TASK DESCRIPTION> Repeat the listing in full, preserving every character.

RAW DATA>
>> begin

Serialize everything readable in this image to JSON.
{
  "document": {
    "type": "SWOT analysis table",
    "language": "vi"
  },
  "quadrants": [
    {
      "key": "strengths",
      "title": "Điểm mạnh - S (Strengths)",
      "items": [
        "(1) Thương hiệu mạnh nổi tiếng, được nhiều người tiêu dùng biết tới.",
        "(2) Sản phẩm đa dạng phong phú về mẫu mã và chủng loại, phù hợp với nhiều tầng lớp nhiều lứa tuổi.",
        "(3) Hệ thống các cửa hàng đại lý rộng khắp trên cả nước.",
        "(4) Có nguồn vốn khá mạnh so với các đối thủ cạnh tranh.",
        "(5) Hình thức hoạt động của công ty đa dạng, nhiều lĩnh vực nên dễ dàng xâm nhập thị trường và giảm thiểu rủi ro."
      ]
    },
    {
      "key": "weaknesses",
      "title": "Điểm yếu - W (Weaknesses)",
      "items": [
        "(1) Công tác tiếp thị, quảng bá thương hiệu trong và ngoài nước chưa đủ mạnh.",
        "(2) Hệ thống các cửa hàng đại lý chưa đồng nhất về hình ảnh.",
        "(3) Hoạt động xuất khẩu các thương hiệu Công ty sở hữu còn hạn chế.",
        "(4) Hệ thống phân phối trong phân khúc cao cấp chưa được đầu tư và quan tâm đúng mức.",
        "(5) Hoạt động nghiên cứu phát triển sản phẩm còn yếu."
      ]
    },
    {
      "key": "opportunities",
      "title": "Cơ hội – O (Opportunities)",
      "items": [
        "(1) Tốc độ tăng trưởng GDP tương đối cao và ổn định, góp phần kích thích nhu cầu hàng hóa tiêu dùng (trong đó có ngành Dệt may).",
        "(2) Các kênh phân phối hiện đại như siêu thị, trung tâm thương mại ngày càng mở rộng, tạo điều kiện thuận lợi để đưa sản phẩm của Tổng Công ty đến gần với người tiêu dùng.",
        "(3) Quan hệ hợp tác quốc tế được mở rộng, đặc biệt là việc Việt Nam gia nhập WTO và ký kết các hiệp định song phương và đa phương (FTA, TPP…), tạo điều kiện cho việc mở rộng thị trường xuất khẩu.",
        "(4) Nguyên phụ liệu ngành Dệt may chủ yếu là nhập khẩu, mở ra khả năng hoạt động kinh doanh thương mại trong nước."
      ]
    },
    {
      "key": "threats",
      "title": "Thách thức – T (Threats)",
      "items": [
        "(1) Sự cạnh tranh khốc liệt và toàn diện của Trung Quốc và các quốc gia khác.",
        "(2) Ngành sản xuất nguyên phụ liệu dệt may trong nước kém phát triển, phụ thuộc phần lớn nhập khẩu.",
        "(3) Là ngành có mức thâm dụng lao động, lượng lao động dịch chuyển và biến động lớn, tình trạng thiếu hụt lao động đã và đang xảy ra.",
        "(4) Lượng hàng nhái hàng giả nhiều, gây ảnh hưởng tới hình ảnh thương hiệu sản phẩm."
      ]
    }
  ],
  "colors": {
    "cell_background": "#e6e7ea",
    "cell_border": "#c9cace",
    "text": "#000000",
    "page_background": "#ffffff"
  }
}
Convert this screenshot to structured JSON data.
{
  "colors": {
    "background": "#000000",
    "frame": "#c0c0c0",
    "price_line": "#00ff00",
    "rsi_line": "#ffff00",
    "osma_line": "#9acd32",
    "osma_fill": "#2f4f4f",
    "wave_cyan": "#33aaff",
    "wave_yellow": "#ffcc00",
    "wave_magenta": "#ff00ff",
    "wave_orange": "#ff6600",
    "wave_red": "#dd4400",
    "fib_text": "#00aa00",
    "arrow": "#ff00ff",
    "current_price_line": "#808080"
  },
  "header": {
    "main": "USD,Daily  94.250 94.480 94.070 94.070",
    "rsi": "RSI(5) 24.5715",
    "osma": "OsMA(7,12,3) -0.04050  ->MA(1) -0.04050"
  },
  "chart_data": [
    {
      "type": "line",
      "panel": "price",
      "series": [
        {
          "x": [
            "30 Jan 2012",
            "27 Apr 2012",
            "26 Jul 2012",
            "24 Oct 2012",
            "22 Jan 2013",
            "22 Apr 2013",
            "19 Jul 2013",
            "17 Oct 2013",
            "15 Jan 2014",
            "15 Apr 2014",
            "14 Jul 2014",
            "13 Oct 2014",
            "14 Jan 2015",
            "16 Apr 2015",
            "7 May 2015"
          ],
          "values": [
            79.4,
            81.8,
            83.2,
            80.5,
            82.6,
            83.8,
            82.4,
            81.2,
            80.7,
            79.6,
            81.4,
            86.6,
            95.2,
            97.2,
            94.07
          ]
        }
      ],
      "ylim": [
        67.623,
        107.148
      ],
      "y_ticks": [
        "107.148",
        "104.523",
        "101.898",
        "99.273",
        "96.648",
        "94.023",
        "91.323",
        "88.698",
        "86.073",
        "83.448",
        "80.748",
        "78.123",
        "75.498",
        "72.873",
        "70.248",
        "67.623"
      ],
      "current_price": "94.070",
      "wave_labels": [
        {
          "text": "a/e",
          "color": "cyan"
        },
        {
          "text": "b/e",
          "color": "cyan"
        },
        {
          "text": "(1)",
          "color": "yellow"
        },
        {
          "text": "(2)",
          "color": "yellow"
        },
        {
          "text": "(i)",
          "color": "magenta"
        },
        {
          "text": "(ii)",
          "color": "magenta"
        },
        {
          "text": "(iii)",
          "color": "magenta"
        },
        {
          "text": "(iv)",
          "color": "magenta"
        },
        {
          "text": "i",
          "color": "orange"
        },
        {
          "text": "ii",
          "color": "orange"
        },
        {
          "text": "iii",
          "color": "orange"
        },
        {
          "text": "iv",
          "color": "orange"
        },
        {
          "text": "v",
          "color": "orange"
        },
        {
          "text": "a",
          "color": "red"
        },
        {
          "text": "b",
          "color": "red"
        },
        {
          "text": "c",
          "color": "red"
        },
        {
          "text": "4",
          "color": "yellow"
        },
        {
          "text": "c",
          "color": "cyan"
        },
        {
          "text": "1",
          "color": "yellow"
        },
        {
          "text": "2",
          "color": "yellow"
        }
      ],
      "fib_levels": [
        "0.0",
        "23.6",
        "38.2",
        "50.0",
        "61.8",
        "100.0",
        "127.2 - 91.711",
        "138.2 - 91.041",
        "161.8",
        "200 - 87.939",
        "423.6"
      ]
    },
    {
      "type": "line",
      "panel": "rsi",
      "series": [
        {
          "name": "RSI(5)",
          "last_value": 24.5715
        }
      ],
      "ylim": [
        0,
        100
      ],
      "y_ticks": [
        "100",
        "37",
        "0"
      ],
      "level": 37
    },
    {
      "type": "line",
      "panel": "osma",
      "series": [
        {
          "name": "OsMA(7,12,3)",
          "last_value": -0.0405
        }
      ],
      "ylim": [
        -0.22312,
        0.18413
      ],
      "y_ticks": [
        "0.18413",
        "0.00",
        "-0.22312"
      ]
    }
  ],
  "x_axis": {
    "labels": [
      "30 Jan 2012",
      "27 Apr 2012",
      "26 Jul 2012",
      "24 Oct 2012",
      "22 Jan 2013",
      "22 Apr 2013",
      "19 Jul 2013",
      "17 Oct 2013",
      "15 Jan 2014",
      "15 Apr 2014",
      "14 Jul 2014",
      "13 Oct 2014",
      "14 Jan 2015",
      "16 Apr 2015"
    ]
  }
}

>> end

EXPECTED ANSWER>
Serialize everything readable in this image to JSON.
{
  "document": {
    "type": "SWOT analysis table",
    "language": "vi"
  },
  "quadrants": [
    {
      "key": "strengths",
      "title": "Điểm mạnh - S (Strengths)",
      "items": [
        "(1) Thương hiệu mạnh nổi tiếng, được nhiều người tiêu dùng biết tới.",
        "(2) Sản phẩm đa dạng phong phú về mẫu mã và chủng loại, phù hợp với nhiều tầng lớp nhiều lứa tuổi.",
        "(3) Hệ thống các cửa hàng đại lý rộng khắp trên cả nước.",
        "(4) Có nguồn vốn khá mạnh so với các đối thủ cạnh tranh.",
        "(5) Hình thức hoạt động của công ty đa dạng, nhiều lĩnh vực nên dễ dàng xâm nhập thị trường và giảm thiểu rủi ro."
      ]
    },
    {
      "key": "weaknesses",
      "title": "Điểm yếu - W (Weaknesses)",
      "items": [
        "(1) Công tác tiếp thị, quảng bá thương hiệu trong và ngoài nước chưa đủ mạnh.",
        "(2) Hệ thống các cửa hàng đại lý chưa đồng nhất về hình ảnh.",
        "(3) Hoạt động xuất khẩu các thương hiệu Công ty sở hữu còn hạn chế.",
        "(4) Hệ thống phân phối trong phân khúc cao cấp chưa được đầu tư và quan tâm đúng mức.",
        "(5) Hoạt động nghiên cứu phát triển sản phẩm còn yếu."
      ]
    },
    {
      "key": "opportunities",
      "title": "Cơ hội – O (Opportunities)",
      "items": [
        "(1) Tốc độ tăng trưởng GDP tương đối cao và ổn định, góp phần kích thích nhu cầu hàng hóa tiêu dùng (trong đó có ngành Dệt may).",
        "(2) Các kênh phân phối hiện đại như siêu thị, trung tâm thương mại ngày càng mở rộng, tạo điều kiện thuận lợi để đưa sản phẩm của Tổng Công ty đến gần với người tiêu dùng.",
        "(3) Quan hệ hợp tác quốc tế được mở rộng, đặc biệt là việc Việt Nam gia nhập WTO và ký kết các hiệp định song phương và đa phương (FTA, TPP…), tạo điều kiện cho việc mở rộng thị trường xuất khẩu.",
        "(4) Nguyên phụ liệu ngành Dệt may chủ yếu là nhập khẩu, mở ra khả năng hoạt động kinh doanh thương mại trong nước."
      ]
    },
    {
      "key": "threats",
      "title": "Thách thức – T (Threats)",
      "items": [
        "(1) Sự cạnh tranh khốc liệt và toàn diện của Trung Quốc và các quốc gia khác.",
        "(2) Ngành sản xuất nguyên phụ liệu dệt may trong nước kém phát triển, phụ thuộc phần lớn nhập khẩu.",
        "(3) Là ngành có mức thâm dụng lao động, lượng lao động dịch chuyển và biến động lớn, tình trạng thiếu hụt lao động đã và đang xảy ra.",
        "(4) Lượng hàng nhái hàng giả nhiều, gây ảnh hưởng tới hình ảnh thương hiệu sản phẩm."
      ]
    }
  ],
  "colors": {
    "cell_background": "#e6e7ea",
    "cell_border": "#c9cace",
    "text": "#000000",
    "page_background": "#ffffff"
  }
}
Convert this screenshot to structured JSON data.
{
  "colors": {
    "background": "#000000",
    "frame": "#c0c0c0",
    "price_line": "#00ff00",
    "rsi_line": "#ffff00",
    "osma_line": "#9acd32",
    "osma_fill": "#2f4f4f",
    "wave_cyan": "#33aaff",
    "wave_yellow": "#ffcc00",
    "wave_magenta": "#ff00ff",
    "wave_orange": "#ff6600",
    "wave_red": "#dd4400",
    "fib_text": "#00aa00",
    "arrow": "#ff00ff",
    "current_price_line": "#808080"
  },
  "header": {
    "main": "USD,Daily  94.250 94.480 94.070 94.070",
    "rsi": "RSI(5) 24.5715",
    "osma": "OsMA(7,12,3) -0.04050  ->MA(1) -0.04050"
  },
  "chart_data": [
    {
      "type": "line",
      "panel": "price",
      "series": [
        {
          "x": [
            "30 Jan 2012",
            "27 Apr 2012",
            "26 Jul 2012",
            "24 Oct 2012",
            "22 Jan 2013",
            "22 Apr 2013",
            "19 Jul 2013",
            "17 Oct 2013",
            "15 Jan 2014",
            "15 Apr 2014",
            "14 Jul 2014",
            "13 Oct 2014",
            "14 Jan 2015",
            "16 Apr 2015",
            "7 May 2015"
          ],
          "values": [
            79.4,
            81.8,
            83.2,
            80.5,
            82.6,
            83.8,
            82.4,
            81.2,
            80.7,
            79.6,
            81.4,
            86.6,
            95.2,
            97.2,
            94.07
          ]
        }
      ],
      "ylim": [
        67.623,
        107.148
      ],
      "y_ticks": [
        "107.148",
        "104.523",
        "101.898",
        "99.273",
        "96.648",
        "94.023",
        "91.323",
        "88.698",
        "86.073",
        "83.448",
        "80.748",
        "78.123",
        "75.498",
        "72.873",
        "70.248",
        "67.623"
      ],
      "current_price": "94.070",
      "wave_labels": [
        {
          "text": "a/e",
          "color": "cyan"
        },
        {
          "text": "b/e",
          "color": "cyan"
        },
        {
          "text": "(1)",
          "color": "yellow"
        },
        {
          "text": "(2)",
          "color": "yellow"
        },
        {
          "text": "(i)",
          "color": "magenta"
        },
        {
          "text": "(ii)",
          "color": "magenta"
        },
        {
          "text": "(iii)",
          "color": "magenta"
        },
        {
          "text": "(iv)",
          "color": "magenta"
        },
        {
          "text": "i",
          "color": "orange"
        },
        {
          "text": "ii",
          "color": "orange"
        },
        {
          "text": "iii",
          "color": "orange"
        },
        {
          "text": "iv",
          "color": "orange"
        },
        {
          "text": "v",
          "color": "orange"
        },
        {
          "text": "a",
          "color": "red"
        },
        {
          "text": "b",
          "color": "red"
        },
        {
          "text": "c",
          "color": "red"
        },
        {
          "text": "4",
          "color": "yellow"
        },
        {
          "text": "c",
          "color": "cyan"
        },
        {
          "text": "1",
          "color": "yellow"
        },
        {
          "text": "2",
          "color": "yellow"
        }
      ],
      "fib_levels": [
        "0.0",
        "23.6",
        "38.2",
        "50.0",
        "61.8",
        "100.0",
        "127.2 - 91.711",
        "138.2 - 91.041",
        "161.8",
        "200 - 87.939",
        "423.6"
      ]
    },
    {
      "type": "line",
      "panel": "rsi",
      "series": [
        {
          "name": "RSI(5)",
          "last_value": 24.5715
        }
      ],
      "ylim": [
        0,
        100
      ],
      "y_ticks": [
        "100",
        "37",
        "0"
      ],
      "level": 37
    },
    {
      "type": "line",
      "panel": "osma",
      "series": [
        {
          "name": "OsMA(7,12,3)",
          "last_value": -0.0405
        }
      ],
      "ylim": [
        -0.22312,
        0.18413
      ],
      "y_ticks": [
        "0.18413",
        "0.00",
        "-0.22312"
      ]
    }
  ],
  "x_axis": {
    "labels": [
      "30 Jan 2012",
      "27 Apr 2012",
      "26 Jul 2012",
      "24 Oct 2012",
      "22 Jan 2013",
      "22 Apr 2013",
      "19 Jul 2013",
      "17 Oct 2013",
      "15 Jan 2014",
      "15 Apr 2014",
      "14 Jul 2014",
      "13 Oct 2014",
      "14 Jan 2015",
      "16 Apr 2015"
    ]
  }
}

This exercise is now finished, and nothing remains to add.